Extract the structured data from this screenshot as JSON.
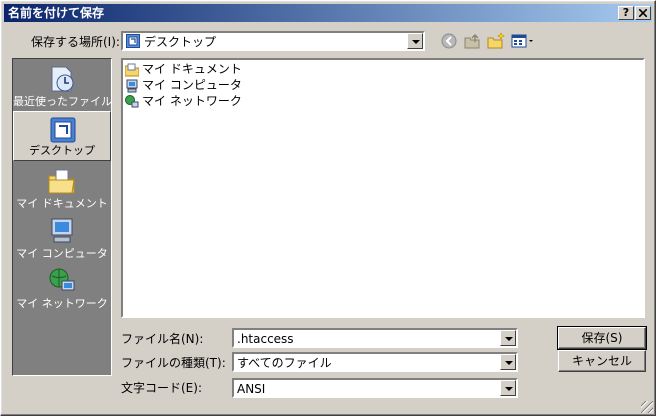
{
  "window": {
    "title": "名前を付けて保存",
    "help_label": "?",
    "close_label": "X"
  },
  "location": {
    "label": "保存する場所(I):",
    "value": "デスクトップ"
  },
  "places": [
    {
      "label": "最近使ったファイル",
      "icon": "recent-documents-icon"
    },
    {
      "label": "デスクトップ",
      "icon": "desktop-icon",
      "selected": true
    },
    {
      "label": "マイ ドキュメント",
      "icon": "my-documents-icon"
    },
    {
      "label": "マイ コンピュータ",
      "icon": "my-computer-icon"
    },
    {
      "label": "マイ ネットワーク",
      "icon": "my-network-icon"
    }
  ],
  "files": [
    {
      "name": "マイ ドキュメント",
      "icon": "folder-icon"
    },
    {
      "name": "マイ コンピュータ",
      "icon": "computer-icon"
    },
    {
      "name": "マイ ネットワーク",
      "icon": "network-icon"
    }
  ],
  "form": {
    "filename_label": "ファイル名(N):",
    "filename_value": ".htaccess",
    "filetype_label": "ファイルの種類(T):",
    "filetype_value": "すべてのファイル",
    "encoding_label": "文字コード(E):",
    "encoding_value": "ANSI"
  },
  "buttons": {
    "save": "保存(S)",
    "cancel": "キャンセル"
  },
  "colors": {
    "title_start": "#0a246a",
    "title_end": "#a6caf0",
    "face": "#d4d0c8",
    "places_bg": "#808080"
  }
}
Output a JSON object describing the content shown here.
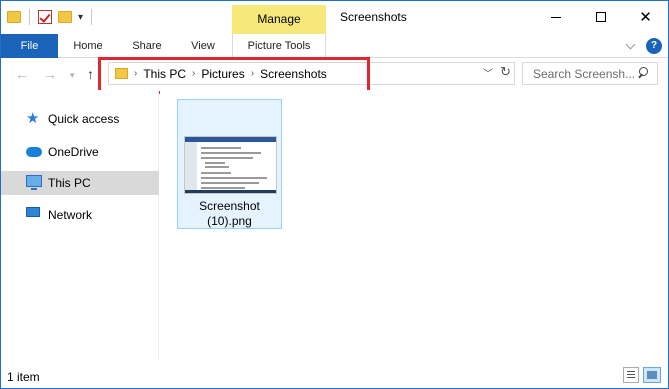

--- To be done ---
Identify every line where the string "documents" appears.

--- Solved exercise ---
      "icon": "recent-documents-icon"
      "icon": "my-documents-icon"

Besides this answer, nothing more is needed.